Tally all lines containing the word "data". Give the number alone.

» **Task material**:
-=-=-=-=-
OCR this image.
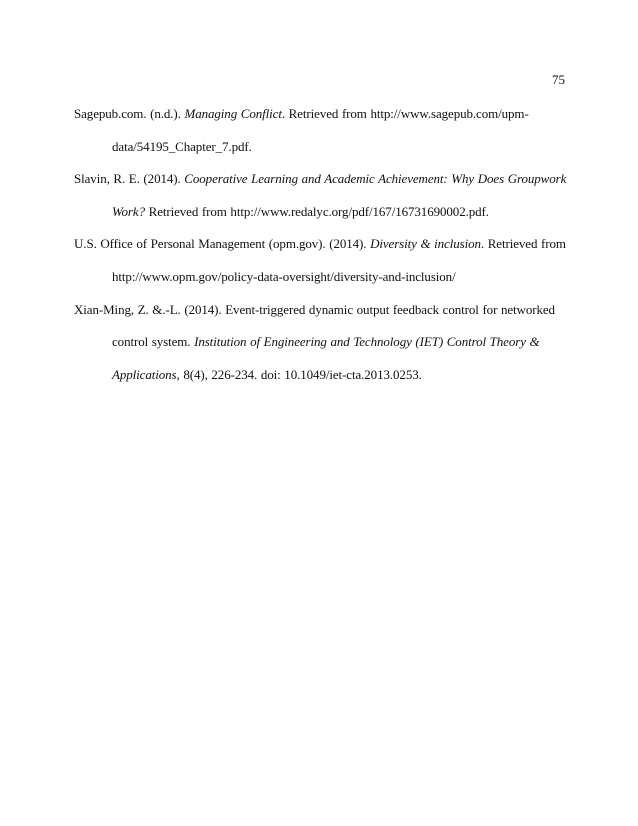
75

Sagepub.com. (n.d.). Managing Conflict. Retrieved from http://www.sagepub.com/upm-data/54195_Chapter_7.pdf.

Slavin, R. E. (2014). Cooperative Learning and Academic Achievement: Why Does Groupwork Work? Retrieved from http://www.redalyc.org/pdf/167/16731690002.pdf.

U.S. Office of Personal Management (opm.gov). (2014). Diversity & inclusion. Retrieved from http://www.opm.gov/policy-data-oversight/diversity-and-inclusion/

Xian-Ming, Z. &.-L. (2014). Event-triggered dynamic output feedback control for networked control system. Institution of Engineering and Technology (IET) Control Theory & Applications, 8(4), 226-234. doi: 10.1049/iet-cta.2013.0253.
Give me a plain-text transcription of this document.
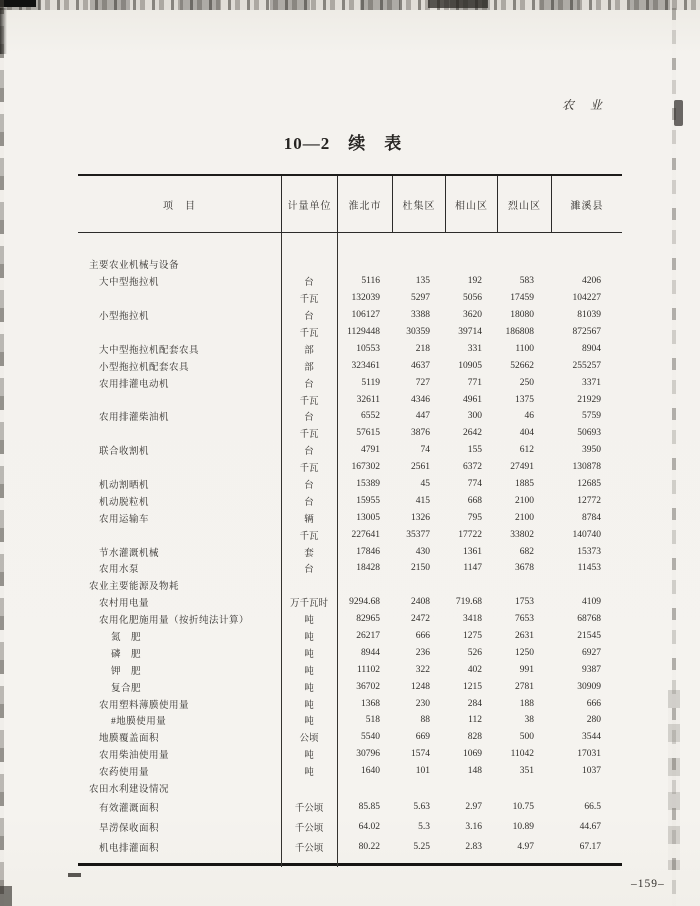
农　业
10—2　续　表
–159–
项　目	计量单位	淮北市	杜集区	相山区	烈山区	濉溪县
主要农业机械与设备
大中型拖拉机	台	5116	135	192	583	4206
千瓦	132039	5297	5056	17459	104227
小型拖拉机	台	106127	3388	3620	18080	81039
千瓦	1129448	30359	39714	186808	872567
大中型拖拉机配套农具	部	10553	218	331	1100	8904
小型拖拉机配套农具	部	323461	4637	10905	52662	255257
农用排灌电动机	台	5119	727	771	250	3371
千瓦	32611	4346	4961	1375	21929
农用排灌柴油机	台	6552	447	300	46	5759
千瓦	57615	3876	2642	404	50693
联合收割机	台	4791	74	155	612	3950
千瓦	167302	2561	6372	27491	130878
机动割晒机	台	15389	45	774	1885	12685
机动脱粒机	台	15955	415	668	2100	12772
农用运输车	辆	13005	1326	795	2100	8784
千瓦	227641	35377	17722	33802	140740
节水灌溉机械	套	17846	430	1361	682	15373
农用水泵	台	18428	2150	1147	3678	11453
农业主要能源及物耗
农村用电量	万千瓦时	9294.68	2408	719.68	1753	4109
农用化肥施用量（按折纯法计算）	吨	82965	2472	3418	7653	68768
氮　肥	吨	26217	666	1275	2631	21545
磷　肥	吨	8944	236	526	1250	6927
钾　肥	吨	11102	322	402	991	9387
复合肥	吨	36702	1248	1215	2781	30909
农用塑料薄膜使用量	吨	1368	230	284	188	666
#地膜使用量	吨	518	88	112	38	280
地膜覆盖面积	公顷	5540	669	828	500	3544
农用柴油使用量	吨	30796	1574	1069	11042	17031
农药使用量	吨	1640	101	148	351	1037
农田水利建设情况
有效灌溉面积	千公顷	85.85	5.63	2.97	10.75	66.5
旱涝保收面积	千公顷	64.02	5.3	3.16	10.89	44.67
机电排灌面积	千公顷	80.22	5.25	2.83	4.97	67.17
-=-=-=-=-
» **Exercise answer**: 2